Entries provided
▼

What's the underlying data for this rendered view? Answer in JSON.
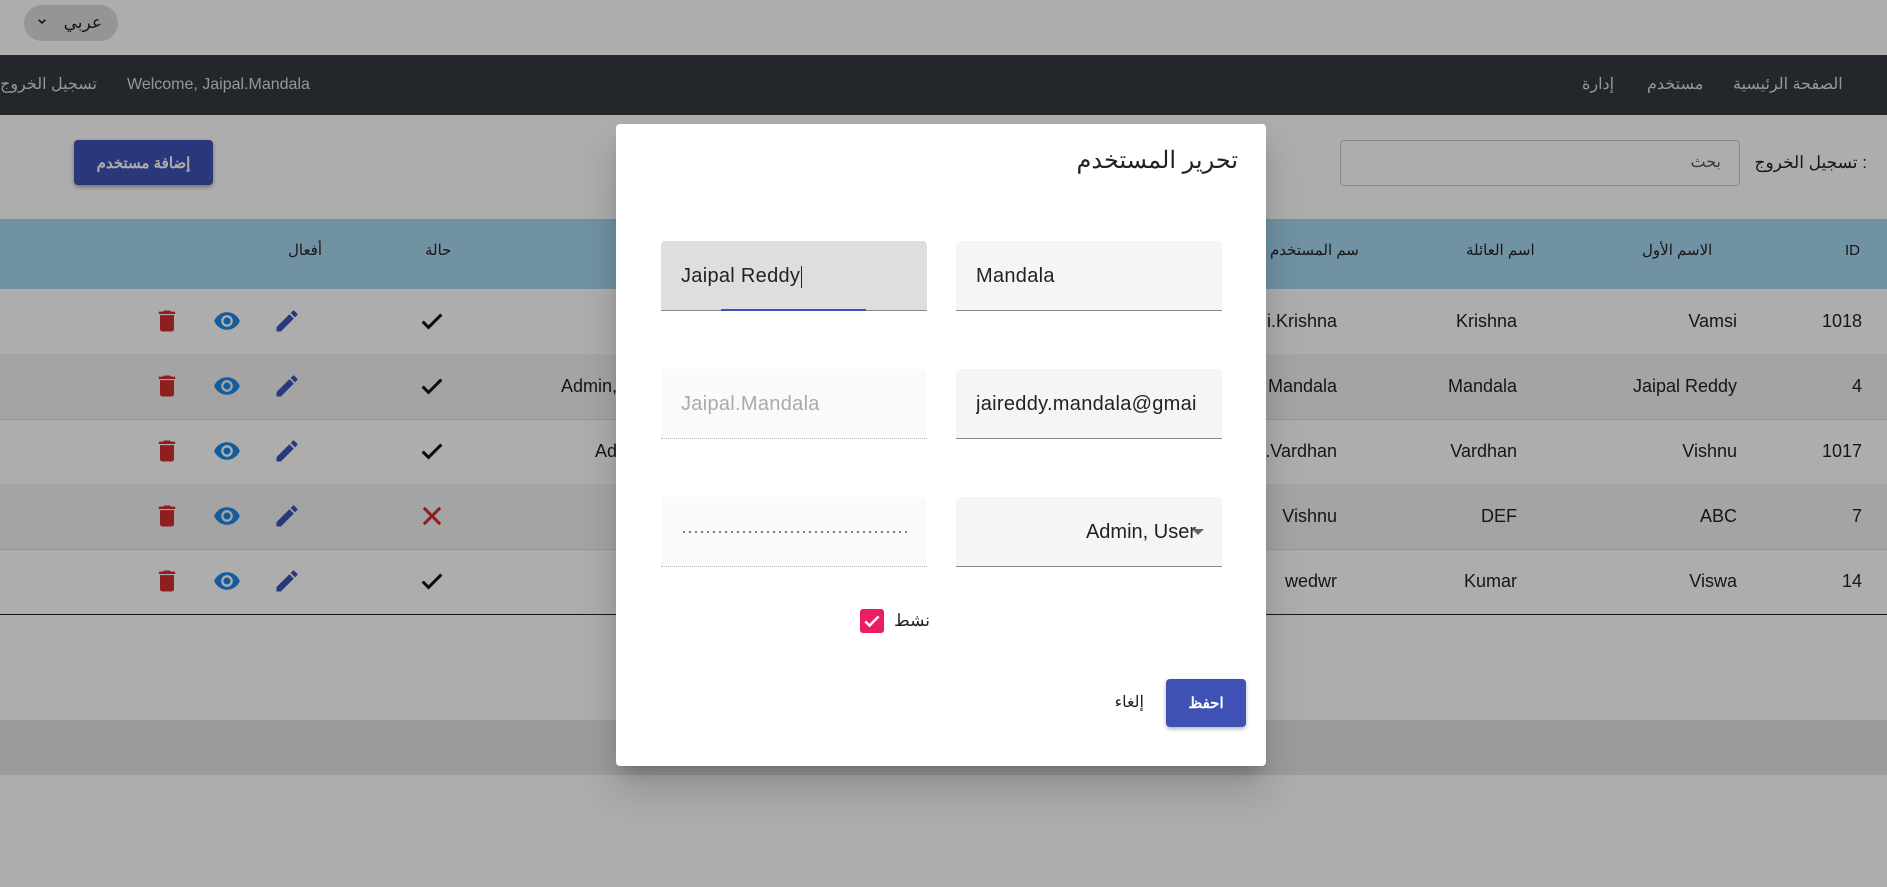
{
  "language_select": {
    "value": "عربي"
  },
  "navbar": {
    "welcome": "Welcome, Jaipal.Mandala",
    "logout": "تسجيل الخروج",
    "home": "الصفحة الرئيسية",
    "user": "مستخدم",
    "admin": "إدارة"
  },
  "toolbar": {
    "add_user": "إضافة مستخدم",
    "search_label": "تسجيل الخروج :",
    "search_placeholder": "بحث"
  },
  "table": {
    "headers": {
      "id": "ID",
      "first_name": "الاسم الأول",
      "family_name": "اسم العائلة",
      "username": "سم المستخدم",
      "status": "حالة",
      "actions": "أفعال"
    },
    "rows": [
      {
        "id": "1018",
        "first_name": "Vamsi",
        "family_name": "Krishna",
        "username": "i.Krishna",
        "roles": "",
        "active": true
      },
      {
        "id": "4",
        "first_name": "Jaipal Reddy",
        "family_name": "Mandala",
        "username": "Mandala",
        "roles": "Admin,",
        "active": true
      },
      {
        "id": "1017",
        "first_name": "Vishnu",
        "family_name": "Vardhan",
        "username": ".Vardhan",
        "roles": "Ad",
        "active": true
      },
      {
        "id": "7",
        "first_name": "ABC",
        "family_name": "DEF",
        "username": "Vishnu",
        "roles": "",
        "active": false
      },
      {
        "id": "14",
        "first_name": "Viswa",
        "family_name": "Kumar",
        "username": "wedwr",
        "roles": "",
        "active": true
      }
    ]
  },
  "dialog": {
    "title": "تحرير المستخدم",
    "first_name": "Jaipal Reddy",
    "family_name": "Mandala",
    "username": "Jaipal.Mandala",
    "email": "jaireddy.mandala@gmai",
    "roles": "Admin, User",
    "active_label": "نشط",
    "active": true,
    "save": "احفظ",
    "cancel": "إلغاء"
  },
  "colors": {
    "primary": "#3f51b5",
    "accent": "#e91e63",
    "navbar": "#343a40",
    "table_header": "#a6d8f0",
    "delete_icon": "#d32f2f",
    "view_icon": "#1e88e5",
    "edit_icon": "#3f51b5"
  }
}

▲

Instructions for the task
For each line of the listing that holds the word "تسجيل", show that line.

Result for this task
    "logout": "تسجيل الخروج",
    "search_label": "تسجيل الخروج :",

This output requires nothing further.